Goal:
Copy the entries below exactly. Images do not belong in the copy.

-- Begin Stored data --

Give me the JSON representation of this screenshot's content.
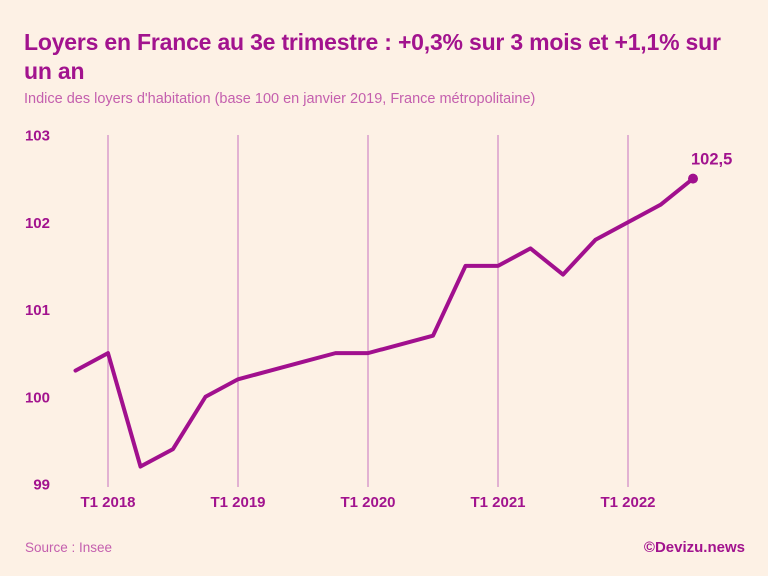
{
  "page": {
    "title": "Loyers en France au 3e trimestre : +0,3% sur 3 mois et +1,1% sur un an",
    "subtitle": "Indice des loyers d'habitation (base 100 en janvier 2019, France métropolitaine)",
    "source": "Source : Insee",
    "credit": "©Devizu.news"
  },
  "colors": {
    "background": "#fdf1e5",
    "title": "#a2138e",
    "subtitle": "#c45fae",
    "line": "#a1108e",
    "gridline": "#d189c6",
    "tick_label": "#a2138e",
    "source": "#c45fae",
    "credit": "#a2138e"
  },
  "chart_data": {
    "type": "line",
    "title": "Loyers en France au 3e trimestre : +0,3% sur 3 mois et +1,1% sur un an",
    "subtitle": "Indice des loyers d'habitation (base 100 en janvier 2019, France métropolitaine)",
    "x": [
      "T4 2017",
      "T1 2018",
      "T2 2018",
      "T3 2018",
      "T4 2018",
      "T1 2019",
      "T2 2019",
      "T3 2019",
      "T4 2019",
      "T1 2020",
      "T2 2020",
      "T3 2020",
      "T4 2020",
      "T1 2021",
      "T2 2021",
      "T3 2021",
      "T4 2021",
      "T1 2022",
      "T2 2022",
      "T3 2022"
    ],
    "values": [
      100.3,
      100.5,
      99.2,
      99.4,
      100.0,
      100.2,
      100.3,
      100.4,
      100.5,
      100.5,
      100.6,
      100.7,
      101.5,
      101.5,
      101.7,
      101.4,
      101.8,
      102.0,
      102.2,
      102.5
    ],
    "x_tick_labels": [
      "T1 2018",
      "T1 2019",
      "T1 2020",
      "T1 2021",
      "T1 2022"
    ],
    "y_ticks": [
      99,
      100,
      101,
      102,
      103
    ],
    "ylim": [
      99,
      103
    ],
    "grid": "vertical",
    "legend": "none",
    "last_point_label": "102,5"
  }
}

-- End Stored data --

Exercise output:
Give me the JSON representation of this screenshot's content.
{
  "page": {
    "title": "Loyers en France au 3e trimestre : +0,3% sur 3 mois et +1,1% sur un an",
    "subtitle": "Indice des loyers d'habitation (base 100 en janvier 2019, France métropolitaine)",
    "source": "Source : Insee",
    "credit": "©Devizu.news"
  },
  "colors": {
    "background": "#fdf1e5",
    "title": "#a2138e",
    "subtitle": "#c45fae",
    "line": "#a1108e",
    "gridline": "#d189c6",
    "tick_label": "#a2138e",
    "source": "#c45fae",
    "credit": "#a2138e"
  },
  "chart_data": {
    "type": "line",
    "title": "Loyers en France au 3e trimestre : +0,3% sur 3 mois et +1,1% sur un an",
    "subtitle": "Indice des loyers d'habitation (base 100 en janvier 2019, France métropolitaine)",
    "x": [
      "T4 2017",
      "T1 2018",
      "T2 2018",
      "T3 2018",
      "T4 2018",
      "T1 2019",
      "T2 2019",
      "T3 2019",
      "T4 2019",
      "T1 2020",
      "T2 2020",
      "T3 2020",
      "T4 2020",
      "T1 2021",
      "T2 2021",
      "T3 2021",
      "T4 2021",
      "T1 2022",
      "T2 2022",
      "T3 2022"
    ],
    "values": [
      100.3,
      100.5,
      99.2,
      99.4,
      100.0,
      100.2,
      100.3,
      100.4,
      100.5,
      100.5,
      100.6,
      100.7,
      101.5,
      101.5,
      101.7,
      101.4,
      101.8,
      102.0,
      102.2,
      102.5
    ],
    "x_tick_labels": [
      "T1 2018",
      "T1 2019",
      "T1 2020",
      "T1 2021",
      "T1 2022"
    ],
    "y_ticks": [
      99,
      100,
      101,
      102,
      103
    ],
    "ylim": [
      99,
      103
    ],
    "grid": "vertical",
    "legend": "none",
    "last_point_label": "102,5"
  }
}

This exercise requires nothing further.